GOAL OF THE EXERCISE = Using the listing below, copy every line that mentions "坚持围绕中心".
-- Start --
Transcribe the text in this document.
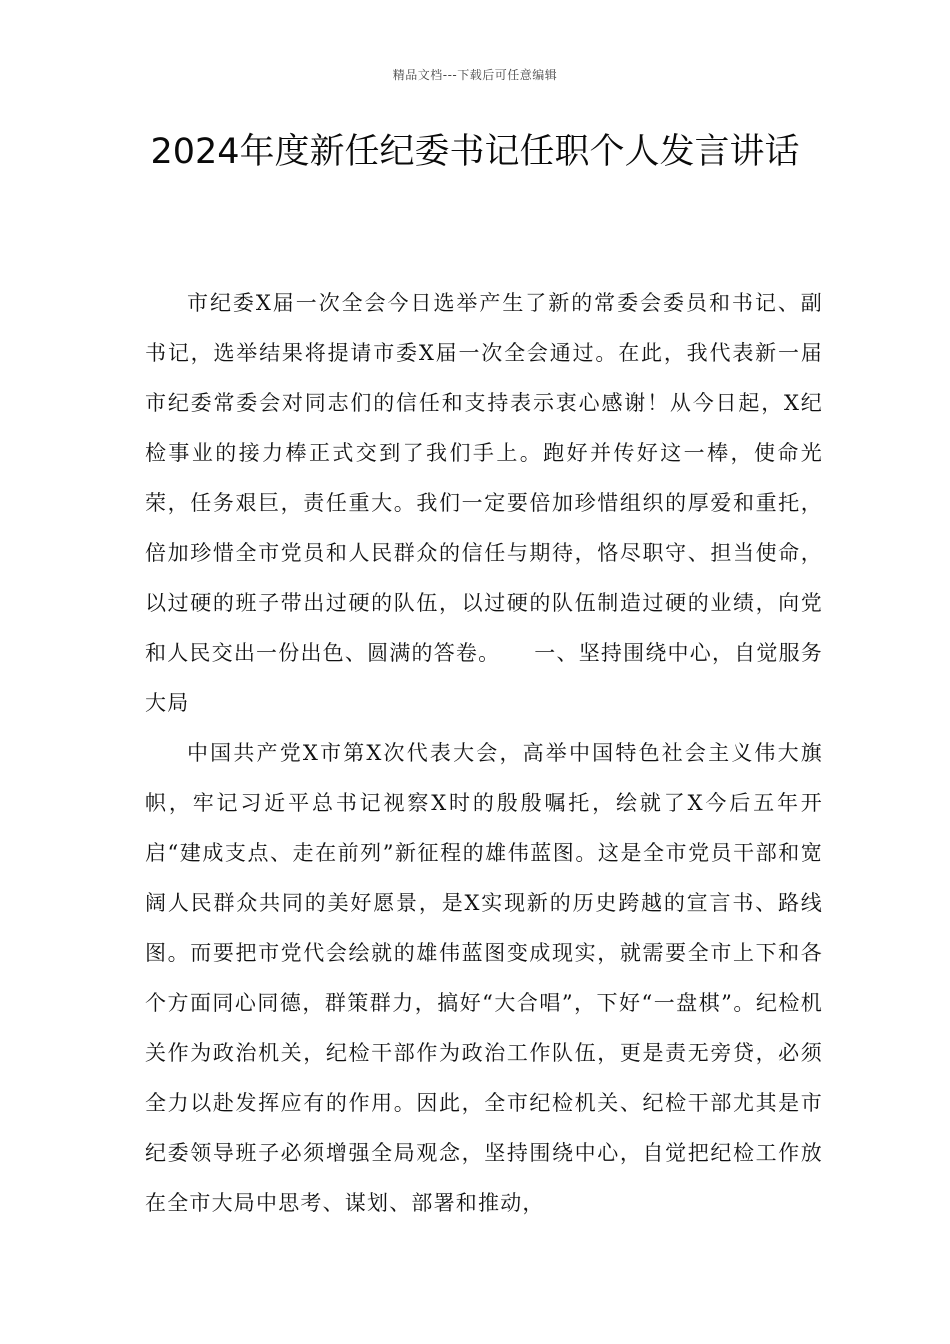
精品文档---下载后可任意编辑
2024年度新任纪委书记任职个人发言讲话

市纪委X届一次全会今日选举产生了新的常委会委员和书记、副书记，选举结果将提请市委X届一次全会通过。在此，我代表新一届市纪委常委会对同志们的信任和支持表示衷心感谢！从今日起，X纪检事业的接力棒正式交到了我们手上。跑好并传好这一棒，使命光荣，任务艰巨，责任重大。我们一定要倍加珍惜组织的厚爱和重托，倍加珍惜全市党员和人民群众的信任与期待，恪尽职守、担当使命，以过硬的班子带出过硬的队伍，以过硬的队伍制造过硬的业绩，向党和人民交出一份出色、圆满的答卷。　　一、坚持围绕中心，自觉服务大局

中国共产党X市第X次代表大会，高举中国特色社会主义伟大旗帜，牢记习近平总书记视察X时的殷殷嘱托，绘就了X今后五年开启“建成支点、走在前列”新征程的雄伟蓝图。这是全市党员干部和宽阔人民群众共同的美好愿景，是X实现新的历史跨越的宣言书、路线图。而要把市党代会绘就的雄伟蓝图变成现实，就需要全市上下和各个方面同心同德，群策群力，搞好“大合唱”，下好“一盘棋”。纪检机关作为政治机关，纪检干部作为政治工作队伍，更是责无旁贷，必须全力以赴发挥应有的作用。因此，全市纪检机关、纪检干部尤其是市纪委领导班子必须增强全局观念，坚持围绕中心，自觉把纪检工作放在全市大局中思考、谋划、部署和推动，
-- End --
THE SOLUTION =
市纪委X届一次全会今日选举产生了新的常委会委员和书记、副书记，选举结果将提请市委X届一次全会通过。在此，我代表新一届市纪委常委会对同志们的信任和支持表示衷心感谢！从今日起，X纪检事业的接力棒正式交到了我们手上。跑好并传好这一棒，使命光荣，任务艰巨，责任重大。我们一定要倍加珍惜组织的厚爱和重托，倍加珍惜全市党员和人民群众的信任与期待，恪尽职守、担当使命，以过硬的班子带出过硬的队伍，以过硬的队伍制造过硬的业绩，向党和人民交出一份出色、圆满的答卷。　　一、坚持围绕中心，自觉服务大局
中国共产党X市第X次代表大会，高举中国特色社会主义伟大旗帜，牢记习近平总书记视察X时的殷殷嘱托，绘就了X今后五年开启“建成支点、走在前列”新征程的雄伟蓝图。这是全市党员干部和宽阔人民群众共同的美好愿景，是X实现新的历史跨越的宣言书、路线图。而要把市党代会绘就的雄伟蓝图变成现实，就需要全市上下和各个方面同心同德，群策群力，搞好“大合唱”，下好“一盘棋”。纪检机关作为政治机关，纪检干部作为政治工作队伍，更是责无旁贷，必须全力以赴发挥应有的作用。因此，全市纪检机关、纪检干部尤其是市纪委领导班子必须增强全局观念，坚持围绕中心，自觉把纪检工作放在全市大局中思考、谋划、部署和推动，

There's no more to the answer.